### Goal of the exercise
Output the items below word for word, starting at the first line and ending at the line that contains "pen-icon[interactable]: ✎ xyxy=(1793,1053,1815,1067)".

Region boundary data
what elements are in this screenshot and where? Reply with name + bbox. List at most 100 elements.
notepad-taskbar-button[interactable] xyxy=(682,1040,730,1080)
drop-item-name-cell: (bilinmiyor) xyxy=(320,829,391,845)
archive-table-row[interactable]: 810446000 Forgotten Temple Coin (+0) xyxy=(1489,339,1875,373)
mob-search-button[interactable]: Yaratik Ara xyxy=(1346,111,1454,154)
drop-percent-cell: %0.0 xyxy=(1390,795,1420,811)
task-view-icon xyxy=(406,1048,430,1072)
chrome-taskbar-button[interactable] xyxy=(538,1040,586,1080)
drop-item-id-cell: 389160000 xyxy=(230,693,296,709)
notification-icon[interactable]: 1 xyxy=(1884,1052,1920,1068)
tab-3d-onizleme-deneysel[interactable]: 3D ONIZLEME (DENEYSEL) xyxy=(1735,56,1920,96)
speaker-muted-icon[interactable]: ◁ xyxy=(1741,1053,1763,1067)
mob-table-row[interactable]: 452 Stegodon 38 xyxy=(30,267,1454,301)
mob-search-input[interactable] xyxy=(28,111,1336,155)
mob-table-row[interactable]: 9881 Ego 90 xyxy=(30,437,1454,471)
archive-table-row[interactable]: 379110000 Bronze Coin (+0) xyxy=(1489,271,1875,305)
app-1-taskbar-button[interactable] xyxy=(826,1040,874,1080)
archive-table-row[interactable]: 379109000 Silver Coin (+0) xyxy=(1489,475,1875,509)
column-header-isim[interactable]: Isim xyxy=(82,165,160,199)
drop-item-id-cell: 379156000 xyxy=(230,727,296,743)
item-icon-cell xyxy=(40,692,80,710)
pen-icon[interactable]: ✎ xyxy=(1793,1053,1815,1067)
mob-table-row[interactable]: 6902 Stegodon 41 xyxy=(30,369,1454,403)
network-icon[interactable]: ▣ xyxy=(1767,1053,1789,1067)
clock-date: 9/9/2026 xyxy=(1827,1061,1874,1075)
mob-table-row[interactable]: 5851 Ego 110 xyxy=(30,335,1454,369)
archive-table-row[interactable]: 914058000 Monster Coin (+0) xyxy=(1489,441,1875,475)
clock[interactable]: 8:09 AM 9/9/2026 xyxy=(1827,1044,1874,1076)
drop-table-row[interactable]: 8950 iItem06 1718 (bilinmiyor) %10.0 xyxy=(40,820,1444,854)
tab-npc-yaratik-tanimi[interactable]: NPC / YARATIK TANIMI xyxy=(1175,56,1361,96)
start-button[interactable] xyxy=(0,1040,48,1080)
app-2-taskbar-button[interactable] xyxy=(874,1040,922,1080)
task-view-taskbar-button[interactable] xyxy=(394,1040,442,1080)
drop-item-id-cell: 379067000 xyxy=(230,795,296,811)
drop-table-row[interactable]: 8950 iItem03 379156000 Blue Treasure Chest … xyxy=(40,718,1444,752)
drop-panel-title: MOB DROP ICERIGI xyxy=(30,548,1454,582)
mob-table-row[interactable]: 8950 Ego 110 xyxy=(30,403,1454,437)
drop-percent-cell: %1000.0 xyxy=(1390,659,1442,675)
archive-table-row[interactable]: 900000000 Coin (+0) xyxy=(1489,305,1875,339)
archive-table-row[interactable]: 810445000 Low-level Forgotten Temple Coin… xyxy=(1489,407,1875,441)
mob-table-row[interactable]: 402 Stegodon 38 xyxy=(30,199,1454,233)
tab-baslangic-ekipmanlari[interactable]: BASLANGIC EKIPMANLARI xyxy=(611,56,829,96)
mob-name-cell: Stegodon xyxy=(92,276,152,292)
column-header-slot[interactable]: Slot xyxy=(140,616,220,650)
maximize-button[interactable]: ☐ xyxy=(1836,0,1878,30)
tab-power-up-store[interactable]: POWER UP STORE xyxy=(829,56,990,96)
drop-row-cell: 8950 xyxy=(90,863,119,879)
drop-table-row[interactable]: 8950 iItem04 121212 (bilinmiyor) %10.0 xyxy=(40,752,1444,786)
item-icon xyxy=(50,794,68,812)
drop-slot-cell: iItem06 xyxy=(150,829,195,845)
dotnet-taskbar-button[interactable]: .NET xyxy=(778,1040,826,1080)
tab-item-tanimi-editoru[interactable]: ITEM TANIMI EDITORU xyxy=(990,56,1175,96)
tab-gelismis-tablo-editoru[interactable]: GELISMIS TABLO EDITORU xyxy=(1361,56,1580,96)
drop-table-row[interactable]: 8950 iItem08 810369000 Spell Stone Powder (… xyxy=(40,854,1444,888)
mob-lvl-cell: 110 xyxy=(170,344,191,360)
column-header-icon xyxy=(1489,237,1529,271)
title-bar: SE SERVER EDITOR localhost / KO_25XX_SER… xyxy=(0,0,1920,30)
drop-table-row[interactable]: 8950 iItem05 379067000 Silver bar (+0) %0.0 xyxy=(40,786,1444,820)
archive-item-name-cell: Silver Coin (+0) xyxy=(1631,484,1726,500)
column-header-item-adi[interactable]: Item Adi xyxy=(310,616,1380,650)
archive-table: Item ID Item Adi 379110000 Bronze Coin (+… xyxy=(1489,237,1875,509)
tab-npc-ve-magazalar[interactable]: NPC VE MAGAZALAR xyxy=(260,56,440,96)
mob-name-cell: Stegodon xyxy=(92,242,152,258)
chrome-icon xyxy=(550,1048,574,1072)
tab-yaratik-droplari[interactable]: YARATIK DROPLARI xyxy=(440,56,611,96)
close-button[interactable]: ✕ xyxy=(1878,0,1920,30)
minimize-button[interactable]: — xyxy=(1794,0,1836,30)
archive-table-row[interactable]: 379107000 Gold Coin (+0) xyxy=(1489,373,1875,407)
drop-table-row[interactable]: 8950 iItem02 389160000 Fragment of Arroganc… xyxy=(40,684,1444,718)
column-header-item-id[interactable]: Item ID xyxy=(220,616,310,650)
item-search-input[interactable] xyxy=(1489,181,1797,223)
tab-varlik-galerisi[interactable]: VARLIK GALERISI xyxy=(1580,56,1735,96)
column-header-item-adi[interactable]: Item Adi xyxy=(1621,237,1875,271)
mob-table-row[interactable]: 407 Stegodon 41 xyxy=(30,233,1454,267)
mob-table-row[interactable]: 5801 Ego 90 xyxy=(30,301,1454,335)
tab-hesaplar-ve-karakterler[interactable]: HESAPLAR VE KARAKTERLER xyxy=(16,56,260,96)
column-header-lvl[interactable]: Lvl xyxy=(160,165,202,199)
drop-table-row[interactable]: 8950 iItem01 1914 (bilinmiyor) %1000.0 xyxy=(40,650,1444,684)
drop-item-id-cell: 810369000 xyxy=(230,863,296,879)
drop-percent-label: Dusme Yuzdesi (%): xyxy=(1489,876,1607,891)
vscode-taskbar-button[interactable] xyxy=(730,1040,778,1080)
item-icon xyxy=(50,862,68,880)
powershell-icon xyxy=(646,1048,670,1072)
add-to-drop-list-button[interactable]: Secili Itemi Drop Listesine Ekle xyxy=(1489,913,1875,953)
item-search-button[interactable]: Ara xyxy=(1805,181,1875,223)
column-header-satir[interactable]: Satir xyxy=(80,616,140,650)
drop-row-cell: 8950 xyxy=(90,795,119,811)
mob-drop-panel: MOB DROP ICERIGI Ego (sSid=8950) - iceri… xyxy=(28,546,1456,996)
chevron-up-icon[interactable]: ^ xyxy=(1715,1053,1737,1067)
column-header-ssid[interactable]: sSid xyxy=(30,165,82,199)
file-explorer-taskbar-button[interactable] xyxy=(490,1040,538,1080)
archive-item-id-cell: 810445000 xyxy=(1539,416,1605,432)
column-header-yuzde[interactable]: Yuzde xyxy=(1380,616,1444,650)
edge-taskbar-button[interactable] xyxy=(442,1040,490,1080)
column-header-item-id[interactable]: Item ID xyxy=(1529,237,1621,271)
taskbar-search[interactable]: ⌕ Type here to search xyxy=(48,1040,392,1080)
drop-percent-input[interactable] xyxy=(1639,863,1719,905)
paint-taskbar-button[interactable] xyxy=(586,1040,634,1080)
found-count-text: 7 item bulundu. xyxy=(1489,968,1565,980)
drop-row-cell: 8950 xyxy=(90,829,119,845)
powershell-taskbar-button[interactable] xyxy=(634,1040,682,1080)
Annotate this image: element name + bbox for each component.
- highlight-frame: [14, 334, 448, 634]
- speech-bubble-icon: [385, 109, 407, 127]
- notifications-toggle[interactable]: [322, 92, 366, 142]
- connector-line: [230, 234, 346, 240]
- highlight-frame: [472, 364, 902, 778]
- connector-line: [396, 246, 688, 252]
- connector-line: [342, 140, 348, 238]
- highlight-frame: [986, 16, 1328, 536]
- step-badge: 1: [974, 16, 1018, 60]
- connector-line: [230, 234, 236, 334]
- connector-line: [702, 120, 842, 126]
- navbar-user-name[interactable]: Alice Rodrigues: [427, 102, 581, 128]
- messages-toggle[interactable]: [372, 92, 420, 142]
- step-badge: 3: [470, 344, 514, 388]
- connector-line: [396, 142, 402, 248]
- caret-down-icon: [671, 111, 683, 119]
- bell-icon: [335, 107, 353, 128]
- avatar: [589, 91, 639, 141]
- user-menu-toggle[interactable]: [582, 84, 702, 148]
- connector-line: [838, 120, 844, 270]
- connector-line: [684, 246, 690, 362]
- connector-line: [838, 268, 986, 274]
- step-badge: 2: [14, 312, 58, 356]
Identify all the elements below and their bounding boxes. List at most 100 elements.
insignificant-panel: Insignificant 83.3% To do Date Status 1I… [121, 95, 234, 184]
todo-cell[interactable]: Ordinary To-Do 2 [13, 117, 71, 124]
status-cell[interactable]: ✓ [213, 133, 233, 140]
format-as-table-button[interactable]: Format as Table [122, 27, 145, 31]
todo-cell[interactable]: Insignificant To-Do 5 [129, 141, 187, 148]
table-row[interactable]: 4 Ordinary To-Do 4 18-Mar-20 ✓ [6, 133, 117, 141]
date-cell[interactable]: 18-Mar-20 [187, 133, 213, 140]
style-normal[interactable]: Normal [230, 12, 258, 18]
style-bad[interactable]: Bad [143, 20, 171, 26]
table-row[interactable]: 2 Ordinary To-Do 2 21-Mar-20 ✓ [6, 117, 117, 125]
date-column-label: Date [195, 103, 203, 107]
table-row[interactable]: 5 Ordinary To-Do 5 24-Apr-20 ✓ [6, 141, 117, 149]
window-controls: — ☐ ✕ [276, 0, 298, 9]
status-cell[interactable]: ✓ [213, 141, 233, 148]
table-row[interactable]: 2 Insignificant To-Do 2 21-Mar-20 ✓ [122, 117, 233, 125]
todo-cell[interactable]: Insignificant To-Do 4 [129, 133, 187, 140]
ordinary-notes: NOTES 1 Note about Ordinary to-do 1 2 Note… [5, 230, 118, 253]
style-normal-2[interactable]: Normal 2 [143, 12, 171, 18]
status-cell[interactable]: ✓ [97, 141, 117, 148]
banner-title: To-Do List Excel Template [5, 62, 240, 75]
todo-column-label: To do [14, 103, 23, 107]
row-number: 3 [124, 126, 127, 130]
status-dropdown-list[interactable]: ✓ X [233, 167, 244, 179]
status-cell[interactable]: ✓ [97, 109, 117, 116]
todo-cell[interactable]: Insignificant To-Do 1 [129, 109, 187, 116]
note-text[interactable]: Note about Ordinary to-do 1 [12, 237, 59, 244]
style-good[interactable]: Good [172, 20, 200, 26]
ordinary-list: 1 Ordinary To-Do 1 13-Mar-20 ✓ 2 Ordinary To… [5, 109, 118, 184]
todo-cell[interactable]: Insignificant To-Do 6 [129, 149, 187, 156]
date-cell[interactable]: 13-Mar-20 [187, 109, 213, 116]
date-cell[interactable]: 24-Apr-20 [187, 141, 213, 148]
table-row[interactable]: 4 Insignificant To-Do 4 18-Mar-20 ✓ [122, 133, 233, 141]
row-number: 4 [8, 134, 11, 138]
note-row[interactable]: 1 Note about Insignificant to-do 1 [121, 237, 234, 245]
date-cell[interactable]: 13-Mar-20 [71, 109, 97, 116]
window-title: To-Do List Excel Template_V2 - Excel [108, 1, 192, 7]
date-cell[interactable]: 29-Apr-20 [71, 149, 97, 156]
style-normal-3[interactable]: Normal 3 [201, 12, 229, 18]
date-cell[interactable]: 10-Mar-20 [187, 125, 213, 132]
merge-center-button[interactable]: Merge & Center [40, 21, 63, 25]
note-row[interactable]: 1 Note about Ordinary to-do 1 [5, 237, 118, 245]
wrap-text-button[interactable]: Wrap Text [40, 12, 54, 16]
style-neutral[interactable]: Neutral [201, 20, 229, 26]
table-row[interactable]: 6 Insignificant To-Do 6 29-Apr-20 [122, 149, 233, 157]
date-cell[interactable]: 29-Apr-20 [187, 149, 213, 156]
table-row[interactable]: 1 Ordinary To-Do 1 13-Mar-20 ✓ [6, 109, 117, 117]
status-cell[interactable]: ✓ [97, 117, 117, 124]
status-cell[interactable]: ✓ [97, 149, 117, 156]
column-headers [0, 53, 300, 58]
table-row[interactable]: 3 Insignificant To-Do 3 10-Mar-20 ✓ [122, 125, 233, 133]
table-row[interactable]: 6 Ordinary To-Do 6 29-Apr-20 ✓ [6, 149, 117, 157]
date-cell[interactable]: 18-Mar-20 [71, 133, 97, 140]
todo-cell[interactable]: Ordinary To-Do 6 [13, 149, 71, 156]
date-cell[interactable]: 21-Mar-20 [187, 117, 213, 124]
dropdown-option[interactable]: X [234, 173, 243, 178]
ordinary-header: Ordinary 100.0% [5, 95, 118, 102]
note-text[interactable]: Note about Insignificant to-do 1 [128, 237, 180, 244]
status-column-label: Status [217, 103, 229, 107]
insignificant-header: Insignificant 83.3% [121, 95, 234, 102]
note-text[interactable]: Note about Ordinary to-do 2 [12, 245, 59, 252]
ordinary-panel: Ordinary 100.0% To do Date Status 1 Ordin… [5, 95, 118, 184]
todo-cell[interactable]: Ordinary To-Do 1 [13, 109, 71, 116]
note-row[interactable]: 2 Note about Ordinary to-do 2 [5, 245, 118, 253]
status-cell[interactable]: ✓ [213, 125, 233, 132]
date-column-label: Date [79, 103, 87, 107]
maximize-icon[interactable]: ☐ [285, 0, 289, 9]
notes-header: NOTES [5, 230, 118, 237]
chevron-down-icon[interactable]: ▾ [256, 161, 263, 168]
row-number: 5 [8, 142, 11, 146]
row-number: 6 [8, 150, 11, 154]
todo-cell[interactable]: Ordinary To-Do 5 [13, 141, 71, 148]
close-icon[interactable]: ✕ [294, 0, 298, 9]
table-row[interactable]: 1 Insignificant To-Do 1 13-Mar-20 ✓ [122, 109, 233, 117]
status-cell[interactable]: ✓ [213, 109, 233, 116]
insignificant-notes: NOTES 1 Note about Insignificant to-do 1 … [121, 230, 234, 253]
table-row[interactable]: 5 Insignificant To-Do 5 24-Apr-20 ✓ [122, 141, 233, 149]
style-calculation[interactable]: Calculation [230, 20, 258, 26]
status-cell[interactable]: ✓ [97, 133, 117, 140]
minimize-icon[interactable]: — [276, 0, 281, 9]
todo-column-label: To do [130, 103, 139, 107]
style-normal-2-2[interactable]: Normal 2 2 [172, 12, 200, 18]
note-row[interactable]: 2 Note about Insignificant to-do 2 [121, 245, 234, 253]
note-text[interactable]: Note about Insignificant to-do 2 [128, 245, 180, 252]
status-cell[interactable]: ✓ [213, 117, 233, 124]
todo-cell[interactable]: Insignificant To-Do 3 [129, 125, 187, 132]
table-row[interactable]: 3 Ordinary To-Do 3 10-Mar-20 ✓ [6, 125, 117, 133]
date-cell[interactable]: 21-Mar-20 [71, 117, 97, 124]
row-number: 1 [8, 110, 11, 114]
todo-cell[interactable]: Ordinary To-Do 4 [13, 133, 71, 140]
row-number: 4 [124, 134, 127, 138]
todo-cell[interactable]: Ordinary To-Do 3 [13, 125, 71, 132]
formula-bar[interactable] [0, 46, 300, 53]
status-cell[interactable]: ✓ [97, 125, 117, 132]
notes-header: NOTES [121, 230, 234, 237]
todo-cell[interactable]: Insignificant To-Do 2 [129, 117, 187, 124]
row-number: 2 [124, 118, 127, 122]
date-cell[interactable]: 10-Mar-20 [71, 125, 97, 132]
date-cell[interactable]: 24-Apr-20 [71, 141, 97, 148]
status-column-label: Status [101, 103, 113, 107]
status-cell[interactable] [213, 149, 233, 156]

### Task solution
what elements are in this screenshot and where? Reply with name + bbox. List at most 100 elements.
notepad-taskbar-button[interactable] xyxy=(682,1040,730,1080)
drop-item-name-cell: (bilinmiyor) xyxy=(320,829,391,845)
archive-table-row[interactable]: 810446000 Forgotten Temple Coin (+0) xyxy=(1489,339,1875,373)
mob-search-button[interactable]: Yaratik Ara xyxy=(1346,111,1454,154)
drop-percent-cell: %0.0 xyxy=(1390,795,1420,811)
task-view-icon xyxy=(406,1048,430,1072)
chrome-taskbar-button[interactable] xyxy=(538,1040,586,1080)
drop-item-id-cell: 389160000 xyxy=(230,693,296,709)
notification-icon[interactable]: 1 xyxy=(1884,1052,1920,1068)
tab-3d-onizleme-deneysel[interactable]: 3D ONIZLEME (DENEYSEL) xyxy=(1735,56,1920,96)
speaker-muted-icon[interactable]: ◁ xyxy=(1741,1053,1763,1067)
mob-table-row[interactable]: 452 Stegodon 38 xyxy=(30,267,1454,301)
mob-search-input[interactable] xyxy=(28,111,1336,155)
mob-table-row[interactable]: 9881 Ego 90 xyxy=(30,437,1454,471)
archive-table-row[interactable]: 379110000 Bronze Coin (+0) xyxy=(1489,271,1875,305)
app-1-taskbar-button[interactable] xyxy=(826,1040,874,1080)
archive-table-row[interactable]: 379109000 Silver Coin (+0) xyxy=(1489,475,1875,509)
column-header-isim[interactable]: Isim xyxy=(82,165,160,199)
drop-item-id-cell: 379156000 xyxy=(230,727,296,743)
item-icon-cell xyxy=(40,692,80,710)
pen-icon[interactable]: ✎ xyxy=(1793,1053,1815,1067)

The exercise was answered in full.